[WHAT IS REQUIRED] Images do not belong in the copy. Retype all the entries below exactly.

[SUPPLIED DATA]
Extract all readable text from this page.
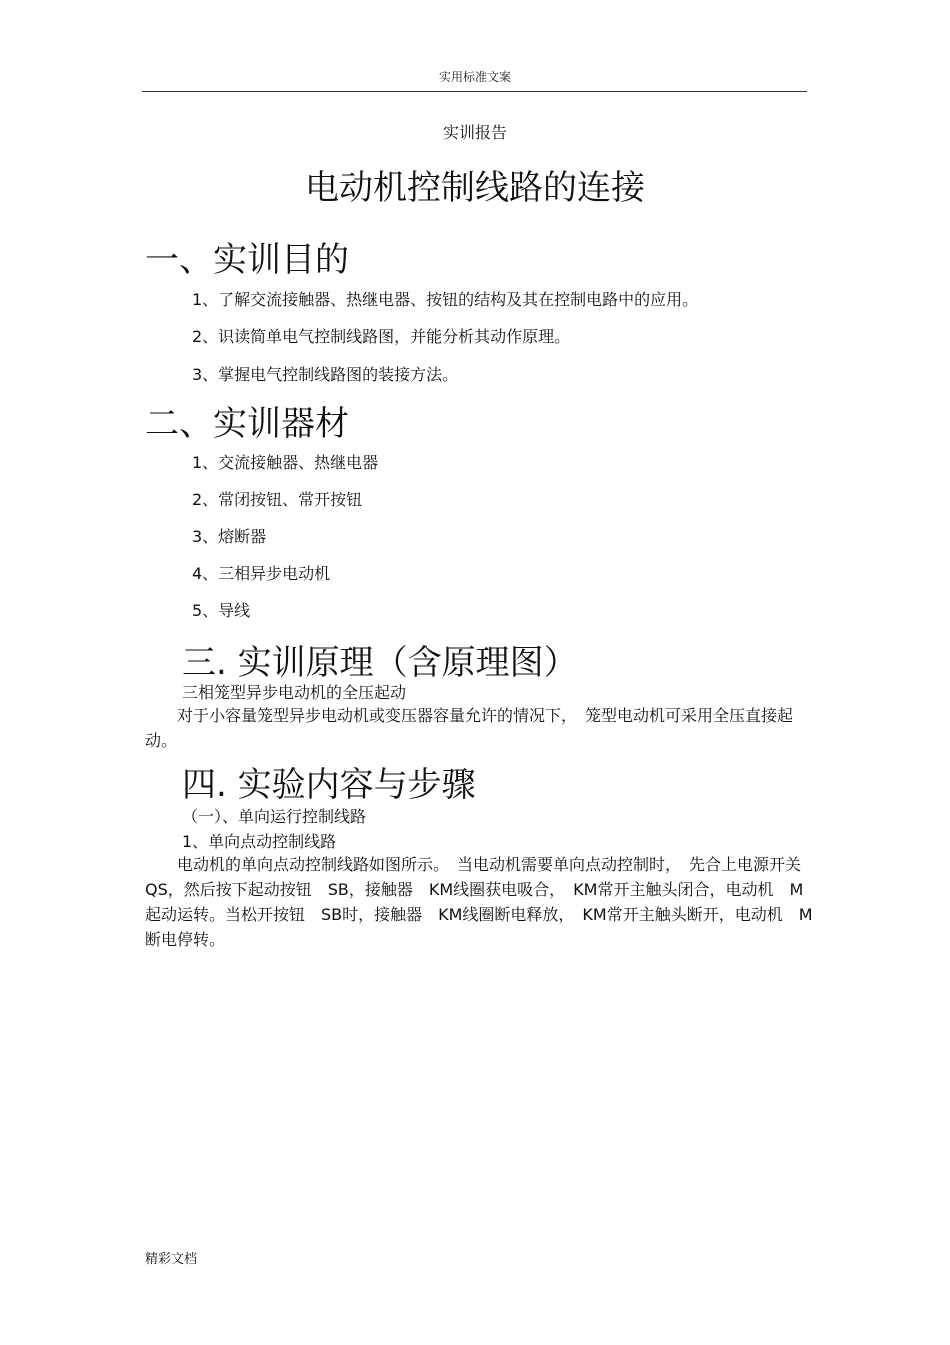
实用标准文案
实训报告
电动机控制线路的连接
一、实训目的
1、了解交流接触器、热继电器、按钮的结构及其在控制电路中的应用。
2、识读简单电气控制线路图，并能分析其动作原理。
3、掌握电气控制线路图的装接方法。
二、实训器材
1、交流接触器、热继电器
2、常闭按钮、常开按钮
3、熔断器
4、三相异步电动机
5、导线
三. 实训原理（含原理图）
三相笼型异步电动机的全压起动
　　对于小容量笼型异步电动机或变压器容量允许的情况下，　笼型电动机可采用全压直接起动。
四. 实验内容与步骤
（一）、单向运行控制线路
1、单向点动控制线路
　　电动机的单向点动控制线路如图所示。　当电动机需要单向点动控制时，　先合上电源开关　QS，然后按下起动按钮　SB，接触器　KM线圈获电吸合，　KM常开主触头闭合，电动机　M起动运转。当松开按钮　SB时，接触器　KM线圈断电释放，　KM常开主触头断开，电动机　M断电停转。
精彩文档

[COMPLETE ANSWER]
Extract all readable text from this page.
实用标准文案
实训报告
电动机控制线路的连接
一、实训目的
1、了解交流接触器、热继电器、按钮的结构及其在控制电路中的应用。
2、识读简单电气控制线路图，并能分析其动作原理。
3、掌握电气控制线路图的装接方法。
二、实训器材
1、交流接触器、热继电器
2、常闭按钮、常开按钮
3、熔断器
4、三相异步电动机
5、导线
三. 实训原理（含原理图）
三相笼型异步电动机的全压起动
　　对于小容量笼型异步电动机或变压器容量允许的情况下，　笼型电动机可采用全压直接起动。
四. 实验内容与步骤
（一）、单向运行控制线路
1、单向点动控制线路
　　电动机的单向点动控制线路如图所示。　当电动机需要单向点动控制时，　先合上电源开关　QS，然后按下起动按钮　SB，接触器　KM线圈获电吸合，　KM常开主触头闭合，电动机　M起动运转。当松开按钮　SB时，接触器　KM线圈断电释放，　KM常开主触头断开，电动机　M断电停转。
精彩文档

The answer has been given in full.